SOURCE RECORDS –

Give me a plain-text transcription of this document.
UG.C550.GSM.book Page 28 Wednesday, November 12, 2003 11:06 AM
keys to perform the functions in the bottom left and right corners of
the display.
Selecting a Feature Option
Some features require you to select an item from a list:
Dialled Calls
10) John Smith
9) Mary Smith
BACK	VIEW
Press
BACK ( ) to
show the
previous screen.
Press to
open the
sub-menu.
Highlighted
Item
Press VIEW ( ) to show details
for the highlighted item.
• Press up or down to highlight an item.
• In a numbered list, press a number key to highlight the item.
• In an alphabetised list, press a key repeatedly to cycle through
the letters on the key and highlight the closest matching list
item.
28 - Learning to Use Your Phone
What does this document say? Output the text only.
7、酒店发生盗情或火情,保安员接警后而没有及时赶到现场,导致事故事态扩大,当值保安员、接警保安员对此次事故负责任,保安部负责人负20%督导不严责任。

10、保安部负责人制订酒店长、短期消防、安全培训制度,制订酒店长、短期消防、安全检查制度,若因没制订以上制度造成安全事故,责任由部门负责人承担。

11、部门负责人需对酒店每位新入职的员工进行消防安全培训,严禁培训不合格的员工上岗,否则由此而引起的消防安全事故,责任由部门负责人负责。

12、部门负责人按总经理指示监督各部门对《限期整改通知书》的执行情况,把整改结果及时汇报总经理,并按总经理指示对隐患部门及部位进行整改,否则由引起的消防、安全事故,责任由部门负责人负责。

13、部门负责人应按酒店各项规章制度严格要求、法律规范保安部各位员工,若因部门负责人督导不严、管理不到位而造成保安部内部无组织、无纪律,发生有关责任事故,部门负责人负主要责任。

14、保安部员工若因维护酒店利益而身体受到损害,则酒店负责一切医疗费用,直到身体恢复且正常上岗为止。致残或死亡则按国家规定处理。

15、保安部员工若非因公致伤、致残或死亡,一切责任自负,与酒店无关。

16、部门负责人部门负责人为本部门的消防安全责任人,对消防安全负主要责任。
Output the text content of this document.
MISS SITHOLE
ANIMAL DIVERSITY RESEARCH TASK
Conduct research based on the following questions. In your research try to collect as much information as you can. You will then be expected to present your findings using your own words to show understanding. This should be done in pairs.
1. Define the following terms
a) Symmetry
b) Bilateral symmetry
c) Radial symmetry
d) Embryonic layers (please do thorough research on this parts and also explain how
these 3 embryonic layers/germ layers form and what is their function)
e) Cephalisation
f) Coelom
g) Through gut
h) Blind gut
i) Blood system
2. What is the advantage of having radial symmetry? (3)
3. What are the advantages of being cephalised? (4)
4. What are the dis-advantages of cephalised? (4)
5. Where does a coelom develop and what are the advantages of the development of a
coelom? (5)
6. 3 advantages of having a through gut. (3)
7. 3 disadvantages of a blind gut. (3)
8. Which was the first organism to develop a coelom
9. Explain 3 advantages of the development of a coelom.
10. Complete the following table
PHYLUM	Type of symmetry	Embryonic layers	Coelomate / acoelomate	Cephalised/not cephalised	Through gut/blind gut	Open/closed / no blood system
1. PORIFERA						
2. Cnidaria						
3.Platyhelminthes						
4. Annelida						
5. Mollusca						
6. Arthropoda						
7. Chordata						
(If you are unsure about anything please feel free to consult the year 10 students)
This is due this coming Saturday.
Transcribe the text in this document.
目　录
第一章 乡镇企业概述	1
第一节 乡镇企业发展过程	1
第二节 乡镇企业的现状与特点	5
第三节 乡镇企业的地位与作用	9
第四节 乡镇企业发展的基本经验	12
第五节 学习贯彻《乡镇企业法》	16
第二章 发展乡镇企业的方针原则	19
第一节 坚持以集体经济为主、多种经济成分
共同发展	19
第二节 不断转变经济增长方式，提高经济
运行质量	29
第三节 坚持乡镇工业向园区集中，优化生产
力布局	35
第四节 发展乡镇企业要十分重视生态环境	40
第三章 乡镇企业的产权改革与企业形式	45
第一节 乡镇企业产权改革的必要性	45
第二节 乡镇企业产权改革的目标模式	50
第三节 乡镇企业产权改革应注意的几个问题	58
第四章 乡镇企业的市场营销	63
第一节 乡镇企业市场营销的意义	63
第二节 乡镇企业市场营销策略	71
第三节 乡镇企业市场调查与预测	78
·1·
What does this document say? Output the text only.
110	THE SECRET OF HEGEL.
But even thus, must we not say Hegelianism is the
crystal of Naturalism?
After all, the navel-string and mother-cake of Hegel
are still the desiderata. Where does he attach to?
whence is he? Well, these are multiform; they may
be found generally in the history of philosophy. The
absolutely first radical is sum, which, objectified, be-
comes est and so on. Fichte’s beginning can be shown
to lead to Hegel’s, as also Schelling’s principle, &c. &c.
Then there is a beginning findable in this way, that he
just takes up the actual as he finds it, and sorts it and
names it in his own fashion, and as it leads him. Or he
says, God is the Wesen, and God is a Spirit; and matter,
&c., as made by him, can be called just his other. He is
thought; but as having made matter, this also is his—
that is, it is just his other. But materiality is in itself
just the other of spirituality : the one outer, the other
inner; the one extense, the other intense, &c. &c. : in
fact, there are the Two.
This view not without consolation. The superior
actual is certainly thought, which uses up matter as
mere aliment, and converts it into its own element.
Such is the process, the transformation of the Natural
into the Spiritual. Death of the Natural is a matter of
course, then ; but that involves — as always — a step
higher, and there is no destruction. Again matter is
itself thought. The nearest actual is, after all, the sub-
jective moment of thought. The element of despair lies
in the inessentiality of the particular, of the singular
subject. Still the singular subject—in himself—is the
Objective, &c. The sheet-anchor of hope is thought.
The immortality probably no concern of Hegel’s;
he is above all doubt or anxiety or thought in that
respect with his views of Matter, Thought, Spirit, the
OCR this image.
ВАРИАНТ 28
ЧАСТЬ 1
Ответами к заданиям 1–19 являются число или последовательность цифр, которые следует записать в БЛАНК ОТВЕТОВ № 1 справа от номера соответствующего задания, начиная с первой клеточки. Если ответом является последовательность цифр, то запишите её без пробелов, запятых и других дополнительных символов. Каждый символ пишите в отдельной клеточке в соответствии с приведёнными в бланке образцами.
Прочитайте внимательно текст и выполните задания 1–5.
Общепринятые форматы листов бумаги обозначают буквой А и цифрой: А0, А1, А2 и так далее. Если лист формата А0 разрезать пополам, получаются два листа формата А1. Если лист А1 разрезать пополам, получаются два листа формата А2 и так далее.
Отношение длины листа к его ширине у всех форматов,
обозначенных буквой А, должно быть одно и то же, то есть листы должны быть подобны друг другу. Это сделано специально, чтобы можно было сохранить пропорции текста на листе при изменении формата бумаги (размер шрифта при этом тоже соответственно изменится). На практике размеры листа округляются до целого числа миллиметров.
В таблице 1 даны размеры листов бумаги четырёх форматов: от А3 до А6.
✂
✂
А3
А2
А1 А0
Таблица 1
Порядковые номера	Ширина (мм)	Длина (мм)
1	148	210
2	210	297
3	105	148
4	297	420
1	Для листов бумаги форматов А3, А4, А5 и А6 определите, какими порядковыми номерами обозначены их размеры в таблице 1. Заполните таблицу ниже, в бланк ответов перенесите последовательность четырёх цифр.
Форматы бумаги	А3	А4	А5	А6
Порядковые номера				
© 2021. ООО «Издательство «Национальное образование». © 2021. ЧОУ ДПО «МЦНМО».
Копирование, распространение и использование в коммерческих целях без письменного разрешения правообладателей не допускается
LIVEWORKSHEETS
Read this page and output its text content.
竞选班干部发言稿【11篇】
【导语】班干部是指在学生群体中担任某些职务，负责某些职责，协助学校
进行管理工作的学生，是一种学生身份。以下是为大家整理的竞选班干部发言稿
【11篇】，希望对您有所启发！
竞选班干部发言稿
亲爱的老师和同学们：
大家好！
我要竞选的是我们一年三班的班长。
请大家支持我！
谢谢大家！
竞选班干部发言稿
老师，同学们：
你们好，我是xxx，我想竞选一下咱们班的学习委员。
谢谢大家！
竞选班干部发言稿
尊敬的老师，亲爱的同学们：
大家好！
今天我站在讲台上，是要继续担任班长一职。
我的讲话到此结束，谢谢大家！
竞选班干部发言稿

TASK INSTRUCTIONS – Every line from the one containing "Read this page and output its text content." through the last line must be copied exactly; leave out the rest.

ANSWER TO THIS TASK –
Read this page and output its text content.
竞选班干部发言稿【11篇】
【导语】班干部是指在学生群体中担任某些职务，负责某些职责，协助学校
进行管理工作的学生，是一种学生身份。以下是为大家整理的竞选班干部发言稿
【11篇】，希望对您有所启发！
竞选班干部发言稿
亲爱的老师和同学们：
大家好！
我要竞选的是我们一年三班的班长。
请大家支持我！
谢谢大家！
竞选班干部发言稿
老师，同学们：
你们好，我是xxx，我想竞选一下咱们班的学习委员。
谢谢大家！
竞选班干部发言稿
尊敬的老师，亲爱的同学们：
大家好！
今天我站在讲台上，是要继续担任班长一职。
我的讲话到此结束，谢谢大家！
竞选班干部发言稿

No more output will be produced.